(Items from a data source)
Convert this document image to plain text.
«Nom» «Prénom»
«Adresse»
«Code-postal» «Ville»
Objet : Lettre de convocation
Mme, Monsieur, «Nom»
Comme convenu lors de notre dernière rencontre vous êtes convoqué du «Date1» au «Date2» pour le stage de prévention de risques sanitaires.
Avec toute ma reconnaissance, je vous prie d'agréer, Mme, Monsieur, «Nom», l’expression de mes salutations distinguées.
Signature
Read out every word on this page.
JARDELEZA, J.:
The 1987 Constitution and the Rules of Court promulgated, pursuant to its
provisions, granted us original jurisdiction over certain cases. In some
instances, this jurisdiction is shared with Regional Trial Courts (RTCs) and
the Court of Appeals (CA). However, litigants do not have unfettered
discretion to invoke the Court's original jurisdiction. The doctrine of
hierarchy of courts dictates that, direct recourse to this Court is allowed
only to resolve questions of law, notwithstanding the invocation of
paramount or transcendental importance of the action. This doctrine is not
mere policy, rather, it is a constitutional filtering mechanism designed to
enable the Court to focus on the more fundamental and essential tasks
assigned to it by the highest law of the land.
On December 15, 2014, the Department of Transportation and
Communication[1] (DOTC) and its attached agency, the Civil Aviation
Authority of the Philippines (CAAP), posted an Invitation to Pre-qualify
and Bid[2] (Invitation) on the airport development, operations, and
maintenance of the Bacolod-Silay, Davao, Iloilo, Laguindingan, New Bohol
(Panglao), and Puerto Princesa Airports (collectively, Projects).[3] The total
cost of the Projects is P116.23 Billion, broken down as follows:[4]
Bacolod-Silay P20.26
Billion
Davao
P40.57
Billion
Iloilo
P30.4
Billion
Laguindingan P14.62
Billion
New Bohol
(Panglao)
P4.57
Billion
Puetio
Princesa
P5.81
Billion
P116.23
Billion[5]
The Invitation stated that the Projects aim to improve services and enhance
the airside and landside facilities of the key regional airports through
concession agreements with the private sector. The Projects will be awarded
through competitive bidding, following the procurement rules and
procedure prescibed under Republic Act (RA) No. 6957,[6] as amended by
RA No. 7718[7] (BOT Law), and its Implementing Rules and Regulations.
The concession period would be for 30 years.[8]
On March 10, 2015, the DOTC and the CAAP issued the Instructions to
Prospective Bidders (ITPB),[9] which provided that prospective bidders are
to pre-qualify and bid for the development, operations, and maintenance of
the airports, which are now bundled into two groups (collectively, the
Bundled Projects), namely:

- _TASK TO COMPLETE_
Restate all of the entries above precisely.

- _RESPONSE BELOW_
Convert this document image to plain text.
«Nom» «Prénom»
«Adresse»
«Code-postal» «Ville»
Objet : Lettre de convocation
Mme, Monsieur, «Nom»
Comme convenu lors de notre dernière rencontre vous êtes convoqué du «Date1» au «Date2» pour le stage de prévention de risques sanitaires.
Avec toute ma reconnaissance, je vous prie d'agréer, Mme, Monsieur, «Nom», l’expression de mes salutations distinguées.
Signature
Read out every word on this page.
JARDELEZA, J.:
The 1987 Constitution and the Rules of Court promulgated, pursuant to its
provisions, granted us original jurisdiction over certain cases. In some
instances, this jurisdiction is shared with Regional Trial Courts (RTCs) and
the Court of Appeals (CA). However, litigants do not have unfettered
discretion to invoke the Court's original jurisdiction. The doctrine of
hierarchy of courts dictates that, direct recourse to this Court is allowed
only to resolve questions of law, notwithstanding the invocation of
paramount or transcendental importance of the action. This doctrine is not
mere policy, rather, it is a constitutional filtering mechanism designed to
enable the Court to focus on the more fundamental and essential tasks
assigned to it by the highest law of the land.
On December 15, 2014, the Department of Transportation and
Communication[1] (DOTC) and its attached agency, the Civil Aviation
Authority of the Philippines (CAAP), posted an Invitation to Pre-qualify
and Bid[2] (Invitation) on the airport development, operations, and
maintenance of the Bacolod-Silay, Davao, Iloilo, Laguindingan, New Bohol
(Panglao), and Puerto Princesa Airports (collectively, Projects).[3] The total
cost of the Projects is P116.23 Billion, broken down as follows:[4]
Bacolod-Silay P20.26
Billion
Davao
P40.57
Billion
Iloilo
P30.4
Billion
Laguindingan P14.62
Billion
New Bohol
(Panglao)
P4.57
Billion
Puetio
Princesa
P5.81
Billion
P116.23
Billion[5]
The Invitation stated that the Projects aim to improve services and enhance
the airside and landside facilities of the key regional airports through
concession agreements with the private sector. The Projects will be awarded
through competitive bidding, following the procurement rules and
procedure prescibed under Republic Act (RA) No. 6957,[6] as amended by
RA No. 7718[7] (BOT Law), and its Implementing Rules and Regulations.
The concession period would be for 30 years.[8]
On March 10, 2015, the DOTC and the CAAP issued the Instructions to
Prospective Bidders (ITPB),[9] which provided that prospective bidders are
to pre-qualify and bid for the development, operations, and maintenance of
the airports, which are now bundled into two groups (collectively, the
Bundled Projects), namely:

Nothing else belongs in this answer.